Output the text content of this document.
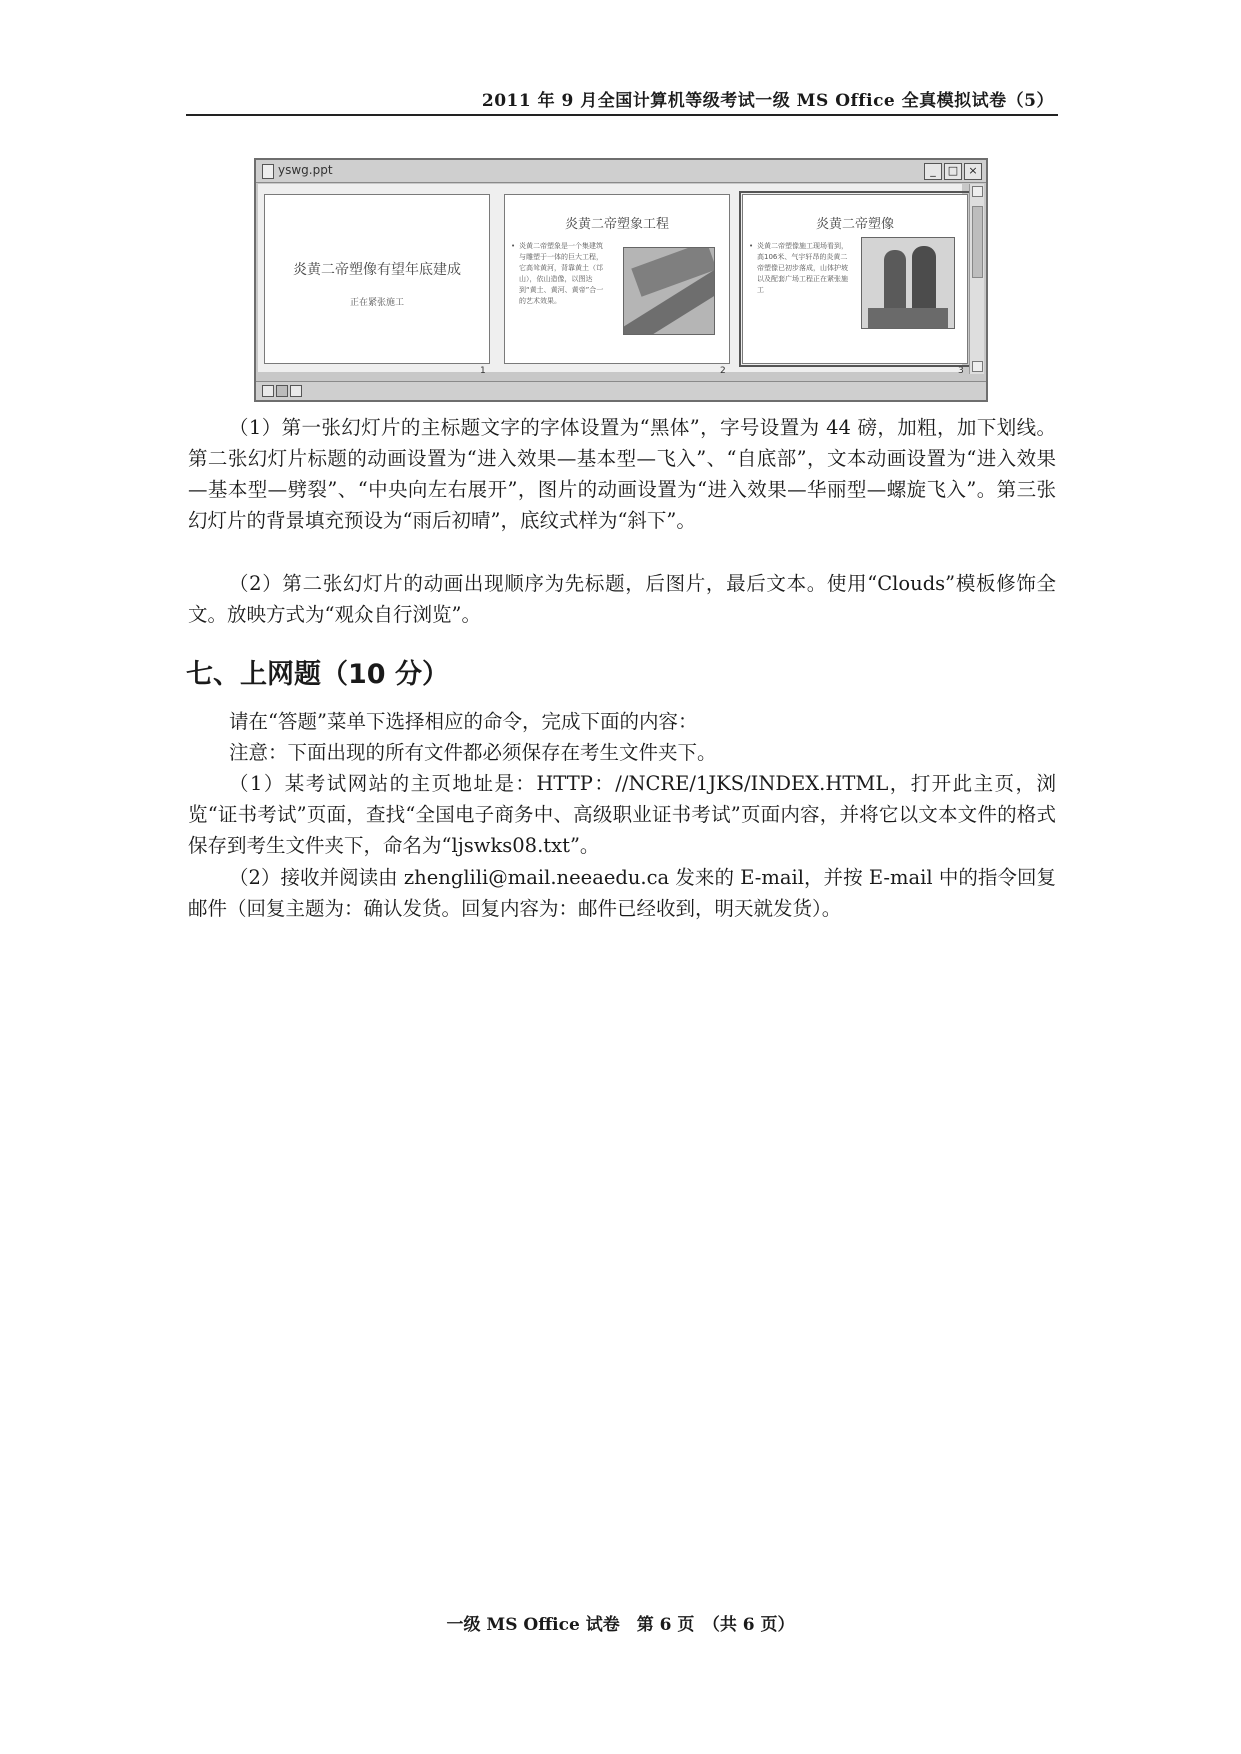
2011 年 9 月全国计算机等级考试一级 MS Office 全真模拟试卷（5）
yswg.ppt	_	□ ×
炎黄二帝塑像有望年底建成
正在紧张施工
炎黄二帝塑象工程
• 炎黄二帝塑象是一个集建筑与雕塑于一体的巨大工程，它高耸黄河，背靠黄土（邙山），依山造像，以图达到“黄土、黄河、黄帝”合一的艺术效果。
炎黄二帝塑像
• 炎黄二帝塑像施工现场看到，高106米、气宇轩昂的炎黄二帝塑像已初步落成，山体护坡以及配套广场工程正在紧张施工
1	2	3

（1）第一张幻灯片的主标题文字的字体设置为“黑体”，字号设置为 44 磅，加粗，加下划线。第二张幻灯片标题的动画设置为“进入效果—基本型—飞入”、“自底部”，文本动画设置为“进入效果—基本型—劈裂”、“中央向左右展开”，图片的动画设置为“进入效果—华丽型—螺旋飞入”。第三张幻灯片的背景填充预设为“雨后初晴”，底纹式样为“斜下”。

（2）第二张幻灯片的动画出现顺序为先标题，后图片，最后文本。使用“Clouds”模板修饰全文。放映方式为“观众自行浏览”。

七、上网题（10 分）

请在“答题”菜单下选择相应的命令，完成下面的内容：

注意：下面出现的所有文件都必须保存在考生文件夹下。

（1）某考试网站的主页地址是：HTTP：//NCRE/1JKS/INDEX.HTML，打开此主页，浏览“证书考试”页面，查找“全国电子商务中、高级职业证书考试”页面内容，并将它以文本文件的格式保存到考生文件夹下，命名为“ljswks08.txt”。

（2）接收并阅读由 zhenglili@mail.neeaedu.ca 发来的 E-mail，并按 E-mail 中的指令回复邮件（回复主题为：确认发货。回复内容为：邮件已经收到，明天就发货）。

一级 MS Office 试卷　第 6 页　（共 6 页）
***
DIRECTIONS FOR THIS TASK:
Copy out each line exactly, without the pictures.

FULL OUTPUT:
Output the text content of this document.
2011 年 9 月全国计算机等级考试一级 MS Office 全真模拟试卷（5）
yswg.ppt	_	□ ×
炎黄二帝塑像有望年底建成
正在紧张施工
炎黄二帝塑象工程
• 炎黄二帝塑象是一个集建筑与雕塑于一体的巨大工程，它高耸黄河，背靠黄土（邙山），依山造像，以图达到“黄土、黄河、黄帝”合一的艺术效果。
炎黄二帝塑像
• 炎黄二帝塑像施工现场看到，高106米、气宇轩昂的炎黄二帝塑像已初步落成，山体护坡以及配套广场工程正在紧张施工
1	2	3

（1）第一张幻灯片的主标题文字的字体设置为“黑体”，字号设置为 44 磅，加粗，加下划线。第二张幻灯片标题的动画设置为“进入效果—基本型—飞入”、“自底部”，文本动画设置为“进入效果—基本型—劈裂”、“中央向左右展开”，图片的动画设置为“进入效果—华丽型—螺旋飞入”。第三张幻灯片的背景填充预设为“雨后初晴”，底纹式样为“斜下”。

（2）第二张幻灯片的动画出现顺序为先标题，后图片，最后文本。使用“Clouds”模板修饰全文。放映方式为“观众自行浏览”。

七、上网题（10 分）

请在“答题”菜单下选择相应的命令，完成下面的内容：

注意：下面出现的所有文件都必须保存在考生文件夹下。

（1）某考试网站的主页地址是：HTTP：//NCRE/1JKS/INDEX.HTML，打开此主页，浏览“证书考试”页面，查找“全国电子商务中、高级职业证书考试”页面内容，并将它以文本文件的格式保存到考生文件夹下，命名为“ljswks08.txt”。

（2）接收并阅读由 zhenglili@mail.neeaedu.ca 发来的 E-mail，并按 E-mail 中的指令回复邮件（回复主题为：确认发货。回复内容为：邮件已经收到，明天就发货）。

一级 MS Office 试卷　第 6 页　（共 6 页）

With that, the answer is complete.